__WORK INSTRUCTIONS__
Report every line in the listing that contains the string "this".

►

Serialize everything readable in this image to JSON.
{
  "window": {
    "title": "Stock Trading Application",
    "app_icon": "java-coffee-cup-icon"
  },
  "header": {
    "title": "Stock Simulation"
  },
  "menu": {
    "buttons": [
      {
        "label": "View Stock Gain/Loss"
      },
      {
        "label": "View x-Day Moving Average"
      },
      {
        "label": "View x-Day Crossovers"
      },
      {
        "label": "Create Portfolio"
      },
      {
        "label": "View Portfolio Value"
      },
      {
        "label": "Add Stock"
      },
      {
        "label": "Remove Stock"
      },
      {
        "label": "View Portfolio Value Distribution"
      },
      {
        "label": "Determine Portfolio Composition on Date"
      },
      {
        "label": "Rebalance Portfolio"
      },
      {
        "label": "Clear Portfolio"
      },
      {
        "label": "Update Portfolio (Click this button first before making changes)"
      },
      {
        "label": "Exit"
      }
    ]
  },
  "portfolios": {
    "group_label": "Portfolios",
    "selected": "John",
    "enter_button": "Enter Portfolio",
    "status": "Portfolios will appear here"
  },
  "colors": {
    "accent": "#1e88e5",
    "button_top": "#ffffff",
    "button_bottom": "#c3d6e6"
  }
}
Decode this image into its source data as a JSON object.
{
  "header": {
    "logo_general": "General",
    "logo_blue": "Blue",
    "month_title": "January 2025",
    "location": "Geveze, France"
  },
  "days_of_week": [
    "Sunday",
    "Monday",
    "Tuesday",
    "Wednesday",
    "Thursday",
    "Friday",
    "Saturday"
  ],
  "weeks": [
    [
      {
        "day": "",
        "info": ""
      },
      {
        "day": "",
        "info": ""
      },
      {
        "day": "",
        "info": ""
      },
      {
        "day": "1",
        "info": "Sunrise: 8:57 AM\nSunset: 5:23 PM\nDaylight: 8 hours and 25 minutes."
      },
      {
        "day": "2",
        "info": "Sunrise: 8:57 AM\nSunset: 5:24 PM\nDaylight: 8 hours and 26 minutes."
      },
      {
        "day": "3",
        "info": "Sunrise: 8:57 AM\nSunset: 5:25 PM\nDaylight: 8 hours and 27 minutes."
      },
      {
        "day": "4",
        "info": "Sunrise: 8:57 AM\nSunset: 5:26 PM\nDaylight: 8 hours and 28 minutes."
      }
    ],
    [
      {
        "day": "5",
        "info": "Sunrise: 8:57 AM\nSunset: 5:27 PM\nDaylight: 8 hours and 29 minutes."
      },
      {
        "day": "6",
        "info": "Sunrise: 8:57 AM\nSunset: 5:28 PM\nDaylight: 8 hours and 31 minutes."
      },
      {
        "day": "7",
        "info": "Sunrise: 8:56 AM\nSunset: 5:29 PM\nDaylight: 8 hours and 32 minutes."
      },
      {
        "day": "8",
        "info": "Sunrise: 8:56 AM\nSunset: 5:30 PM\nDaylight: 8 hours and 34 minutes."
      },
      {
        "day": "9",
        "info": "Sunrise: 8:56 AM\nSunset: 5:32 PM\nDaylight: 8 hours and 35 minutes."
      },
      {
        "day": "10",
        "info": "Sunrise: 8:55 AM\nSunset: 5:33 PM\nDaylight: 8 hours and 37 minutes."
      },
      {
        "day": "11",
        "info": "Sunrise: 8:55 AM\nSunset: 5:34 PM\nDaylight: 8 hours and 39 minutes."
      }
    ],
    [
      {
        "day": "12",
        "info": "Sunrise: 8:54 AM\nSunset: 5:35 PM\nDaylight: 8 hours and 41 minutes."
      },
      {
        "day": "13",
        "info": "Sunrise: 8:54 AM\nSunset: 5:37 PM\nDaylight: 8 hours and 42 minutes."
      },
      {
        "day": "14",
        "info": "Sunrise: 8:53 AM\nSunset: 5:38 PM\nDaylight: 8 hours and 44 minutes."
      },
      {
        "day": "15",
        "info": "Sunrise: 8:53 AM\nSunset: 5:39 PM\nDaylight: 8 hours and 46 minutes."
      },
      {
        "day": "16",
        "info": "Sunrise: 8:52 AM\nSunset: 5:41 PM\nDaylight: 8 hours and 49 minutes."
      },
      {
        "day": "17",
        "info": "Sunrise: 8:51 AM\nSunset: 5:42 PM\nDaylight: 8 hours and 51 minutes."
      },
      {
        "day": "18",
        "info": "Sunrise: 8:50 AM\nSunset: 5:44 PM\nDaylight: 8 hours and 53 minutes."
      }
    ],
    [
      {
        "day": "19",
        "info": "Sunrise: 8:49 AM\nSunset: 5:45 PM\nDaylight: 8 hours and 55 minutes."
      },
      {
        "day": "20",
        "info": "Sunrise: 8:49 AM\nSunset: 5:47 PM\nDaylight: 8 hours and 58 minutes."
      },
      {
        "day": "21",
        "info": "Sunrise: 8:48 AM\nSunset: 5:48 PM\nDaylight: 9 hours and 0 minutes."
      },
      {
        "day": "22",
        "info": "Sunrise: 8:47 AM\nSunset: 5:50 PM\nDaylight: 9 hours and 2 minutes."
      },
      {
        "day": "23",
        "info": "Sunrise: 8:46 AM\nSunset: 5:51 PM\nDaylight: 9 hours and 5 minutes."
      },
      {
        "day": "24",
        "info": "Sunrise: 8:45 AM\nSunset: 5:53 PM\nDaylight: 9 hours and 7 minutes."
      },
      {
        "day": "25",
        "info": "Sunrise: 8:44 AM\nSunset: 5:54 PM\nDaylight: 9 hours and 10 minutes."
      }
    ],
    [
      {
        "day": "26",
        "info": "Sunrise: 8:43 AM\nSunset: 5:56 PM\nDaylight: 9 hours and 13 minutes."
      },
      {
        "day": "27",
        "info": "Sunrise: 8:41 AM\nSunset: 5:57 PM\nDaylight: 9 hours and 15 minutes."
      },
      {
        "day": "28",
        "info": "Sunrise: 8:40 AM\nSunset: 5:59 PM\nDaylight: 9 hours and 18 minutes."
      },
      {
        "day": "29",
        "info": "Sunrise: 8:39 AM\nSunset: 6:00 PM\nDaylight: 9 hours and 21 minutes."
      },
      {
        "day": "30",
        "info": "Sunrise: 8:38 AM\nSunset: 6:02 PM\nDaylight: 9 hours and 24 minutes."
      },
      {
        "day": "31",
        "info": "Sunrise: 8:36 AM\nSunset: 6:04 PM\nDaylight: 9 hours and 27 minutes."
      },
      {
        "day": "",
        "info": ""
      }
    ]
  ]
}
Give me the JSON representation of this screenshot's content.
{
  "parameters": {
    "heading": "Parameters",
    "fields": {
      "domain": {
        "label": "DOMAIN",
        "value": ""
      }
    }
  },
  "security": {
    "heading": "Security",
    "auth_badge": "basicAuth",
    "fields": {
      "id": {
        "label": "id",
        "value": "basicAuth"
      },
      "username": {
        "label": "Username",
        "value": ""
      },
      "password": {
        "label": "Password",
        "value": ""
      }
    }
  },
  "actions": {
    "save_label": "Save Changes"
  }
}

◄

__REPLY__
Serialize everything readable in this image to JSON.
        "label": "Update Portfolio (Click this button first before making changes)"
Decode this image into its source data as a JSON object.
Give me the JSON representation of this screenshot's content.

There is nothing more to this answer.